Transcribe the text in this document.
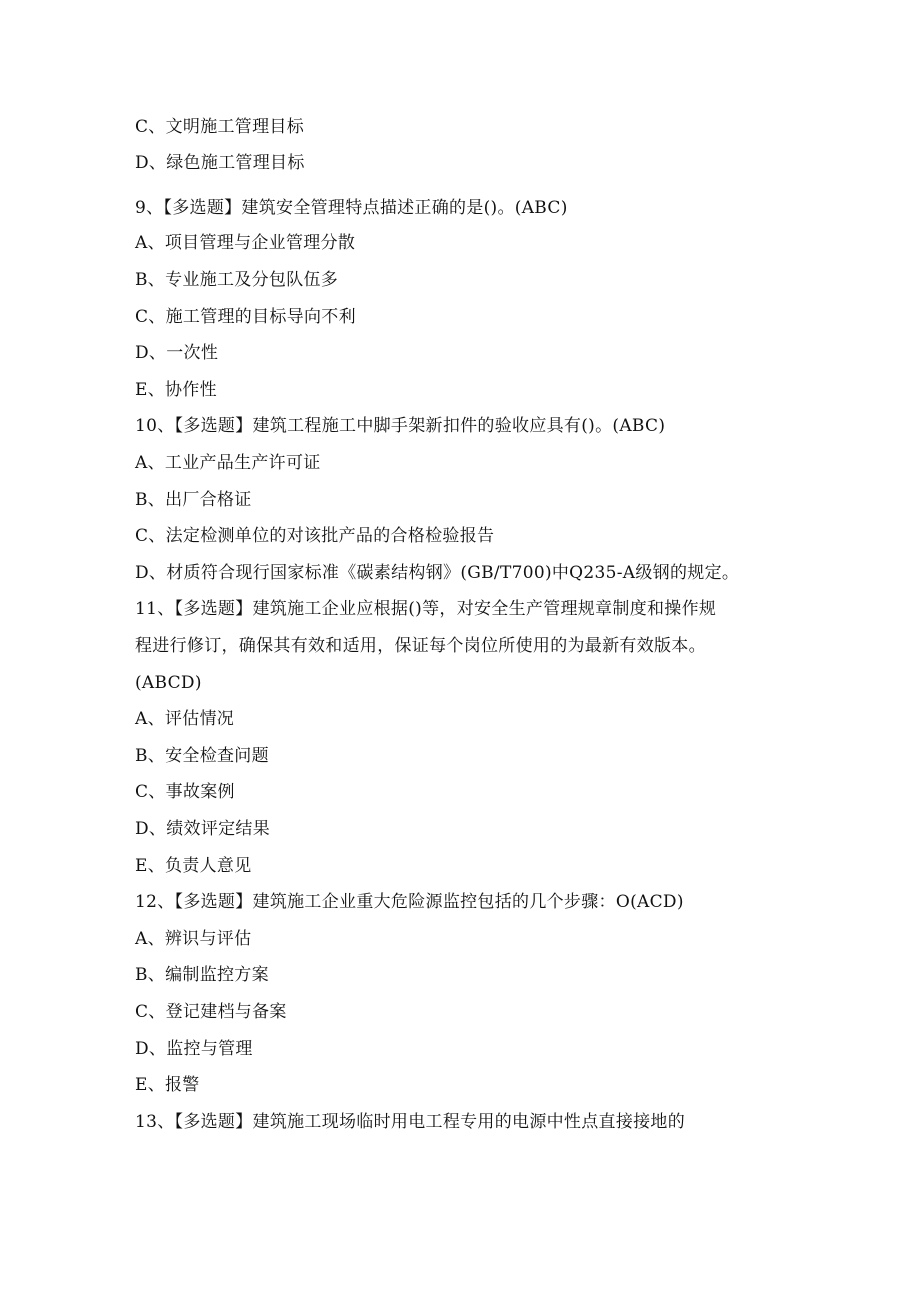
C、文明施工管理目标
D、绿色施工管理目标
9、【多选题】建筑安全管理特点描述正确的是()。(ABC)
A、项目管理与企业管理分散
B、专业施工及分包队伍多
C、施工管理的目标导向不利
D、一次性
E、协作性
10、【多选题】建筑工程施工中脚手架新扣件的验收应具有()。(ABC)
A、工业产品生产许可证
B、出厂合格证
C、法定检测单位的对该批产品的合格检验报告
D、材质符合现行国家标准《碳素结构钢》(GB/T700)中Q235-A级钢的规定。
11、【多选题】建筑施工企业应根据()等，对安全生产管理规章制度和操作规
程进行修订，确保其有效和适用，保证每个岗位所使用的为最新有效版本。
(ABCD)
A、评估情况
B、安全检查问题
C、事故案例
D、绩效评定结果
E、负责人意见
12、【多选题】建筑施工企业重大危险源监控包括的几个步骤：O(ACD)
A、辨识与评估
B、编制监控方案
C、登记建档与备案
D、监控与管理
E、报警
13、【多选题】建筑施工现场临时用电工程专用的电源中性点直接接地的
:::::
* Work to be completed:
Omit every picture, and otherwise quote the entries exactly.

* Output for this exercise:
Transcribe the text in this document.
C、文明施工管理目标
D、绿色施工管理目标
9、【多选题】建筑安全管理特点描述正确的是()。(ABC)
A、项目管理与企业管理分散
B、专业施工及分包队伍多
C、施工管理的目标导向不利
D、一次性
E、协作性
10、【多选题】建筑工程施工中脚手架新扣件的验收应具有()。(ABC)
A、工业产品生产许可证
B、出厂合格证
C、法定检测单位的对该批产品的合格检验报告
D、材质符合现行国家标准《碳素结构钢》(GB/T700)中Q235-A级钢的规定。
11、【多选题】建筑施工企业应根据()等，对安全生产管理规章制度和操作规
程进行修订，确保其有效和适用，保证每个岗位所使用的为最新有效版本。
(ABCD)
A、评估情况
B、安全检查问题
C、事故案例
D、绩效评定结果
E、负责人意见
12、【多选题】建筑施工企业重大危险源监控包括的几个步骤：O(ACD)
A、辨识与评估
B、编制监控方案
C、登记建档与备案
D、监控与管理
E、报警
13、【多选题】建筑施工现场临时用电工程专用的电源中性点直接接地的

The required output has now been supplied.